Locate the lines of the listing below that hold "name", then copy each of them.

* * * * * * * * *

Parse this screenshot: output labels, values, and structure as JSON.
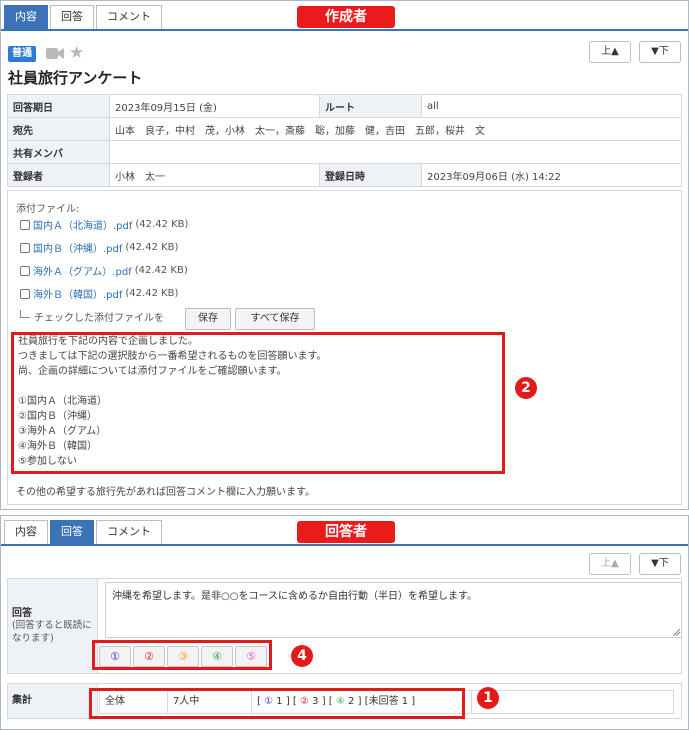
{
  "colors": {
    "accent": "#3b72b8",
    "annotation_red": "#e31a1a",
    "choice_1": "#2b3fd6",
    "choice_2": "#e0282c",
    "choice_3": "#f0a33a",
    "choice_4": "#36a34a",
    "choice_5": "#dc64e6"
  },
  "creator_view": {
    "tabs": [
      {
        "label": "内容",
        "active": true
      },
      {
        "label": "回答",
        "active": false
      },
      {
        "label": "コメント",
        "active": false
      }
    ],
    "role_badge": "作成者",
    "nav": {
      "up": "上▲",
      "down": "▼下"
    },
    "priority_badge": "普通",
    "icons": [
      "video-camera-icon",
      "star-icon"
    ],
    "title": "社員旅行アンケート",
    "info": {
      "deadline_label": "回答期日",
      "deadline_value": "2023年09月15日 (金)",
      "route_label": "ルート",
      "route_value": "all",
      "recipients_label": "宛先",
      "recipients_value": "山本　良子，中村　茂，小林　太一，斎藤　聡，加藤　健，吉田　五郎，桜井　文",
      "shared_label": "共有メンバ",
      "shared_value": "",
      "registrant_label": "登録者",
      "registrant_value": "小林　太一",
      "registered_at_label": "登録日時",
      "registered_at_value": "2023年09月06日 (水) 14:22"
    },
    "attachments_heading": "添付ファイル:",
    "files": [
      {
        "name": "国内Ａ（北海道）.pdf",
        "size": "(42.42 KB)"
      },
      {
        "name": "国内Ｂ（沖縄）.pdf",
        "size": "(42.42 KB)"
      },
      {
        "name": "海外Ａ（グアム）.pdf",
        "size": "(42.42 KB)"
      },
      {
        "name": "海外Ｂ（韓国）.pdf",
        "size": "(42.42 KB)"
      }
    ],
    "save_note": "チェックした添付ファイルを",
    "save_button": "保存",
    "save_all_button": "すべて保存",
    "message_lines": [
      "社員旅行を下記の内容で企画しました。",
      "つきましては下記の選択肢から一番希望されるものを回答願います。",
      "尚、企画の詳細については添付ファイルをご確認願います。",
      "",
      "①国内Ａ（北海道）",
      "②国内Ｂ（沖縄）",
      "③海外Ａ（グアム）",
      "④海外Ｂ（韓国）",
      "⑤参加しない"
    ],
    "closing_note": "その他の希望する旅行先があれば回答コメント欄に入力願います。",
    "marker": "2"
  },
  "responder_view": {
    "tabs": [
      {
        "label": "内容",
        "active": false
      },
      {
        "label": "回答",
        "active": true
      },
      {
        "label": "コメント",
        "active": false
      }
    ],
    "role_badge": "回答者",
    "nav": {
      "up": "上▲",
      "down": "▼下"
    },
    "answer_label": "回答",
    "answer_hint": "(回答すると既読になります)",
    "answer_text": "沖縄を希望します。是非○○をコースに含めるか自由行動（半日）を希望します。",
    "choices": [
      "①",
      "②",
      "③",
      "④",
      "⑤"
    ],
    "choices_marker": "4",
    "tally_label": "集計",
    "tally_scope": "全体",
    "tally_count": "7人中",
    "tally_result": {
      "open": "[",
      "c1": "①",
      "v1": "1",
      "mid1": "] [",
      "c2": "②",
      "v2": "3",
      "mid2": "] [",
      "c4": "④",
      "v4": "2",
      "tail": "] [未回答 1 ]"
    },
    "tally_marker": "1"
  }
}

* * * * * * * * *

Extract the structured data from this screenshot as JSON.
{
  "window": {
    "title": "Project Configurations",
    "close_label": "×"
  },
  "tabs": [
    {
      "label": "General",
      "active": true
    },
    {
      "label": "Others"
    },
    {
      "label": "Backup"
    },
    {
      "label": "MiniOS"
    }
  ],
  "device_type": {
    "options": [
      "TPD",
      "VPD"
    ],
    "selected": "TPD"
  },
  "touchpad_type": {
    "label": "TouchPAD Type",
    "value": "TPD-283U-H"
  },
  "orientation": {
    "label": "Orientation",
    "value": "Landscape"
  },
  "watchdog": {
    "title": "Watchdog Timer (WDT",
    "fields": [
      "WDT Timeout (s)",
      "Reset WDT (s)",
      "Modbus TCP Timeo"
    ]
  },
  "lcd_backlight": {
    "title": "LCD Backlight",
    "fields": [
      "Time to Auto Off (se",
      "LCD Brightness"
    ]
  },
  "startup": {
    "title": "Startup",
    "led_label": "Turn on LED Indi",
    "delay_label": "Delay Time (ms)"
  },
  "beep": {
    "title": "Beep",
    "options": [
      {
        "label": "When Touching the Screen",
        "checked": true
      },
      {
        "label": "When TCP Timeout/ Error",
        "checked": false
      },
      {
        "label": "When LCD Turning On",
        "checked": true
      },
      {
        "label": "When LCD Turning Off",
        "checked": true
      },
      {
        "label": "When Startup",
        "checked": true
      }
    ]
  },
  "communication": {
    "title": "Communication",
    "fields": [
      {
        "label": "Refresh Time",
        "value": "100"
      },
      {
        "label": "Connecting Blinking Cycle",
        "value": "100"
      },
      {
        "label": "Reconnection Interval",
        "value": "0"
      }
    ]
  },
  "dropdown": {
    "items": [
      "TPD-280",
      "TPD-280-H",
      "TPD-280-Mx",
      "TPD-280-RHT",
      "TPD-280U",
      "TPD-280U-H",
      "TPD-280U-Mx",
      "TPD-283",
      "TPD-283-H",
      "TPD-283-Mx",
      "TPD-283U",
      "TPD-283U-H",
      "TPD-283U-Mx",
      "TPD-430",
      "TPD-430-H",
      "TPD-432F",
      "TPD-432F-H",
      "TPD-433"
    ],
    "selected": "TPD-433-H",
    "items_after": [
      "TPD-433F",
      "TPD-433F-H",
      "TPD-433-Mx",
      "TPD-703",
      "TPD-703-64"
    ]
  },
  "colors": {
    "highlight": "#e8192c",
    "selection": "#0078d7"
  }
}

* * * * * * * * *

• [Output for this task]:
        "name": "国内Ａ（北海道）.pdf",
        "name": "国内Ｂ（沖縄）.pdf",
        "name": "海外Ａ（グアム）.pdf",
        "name": "海外Ｂ（韓国）.pdf",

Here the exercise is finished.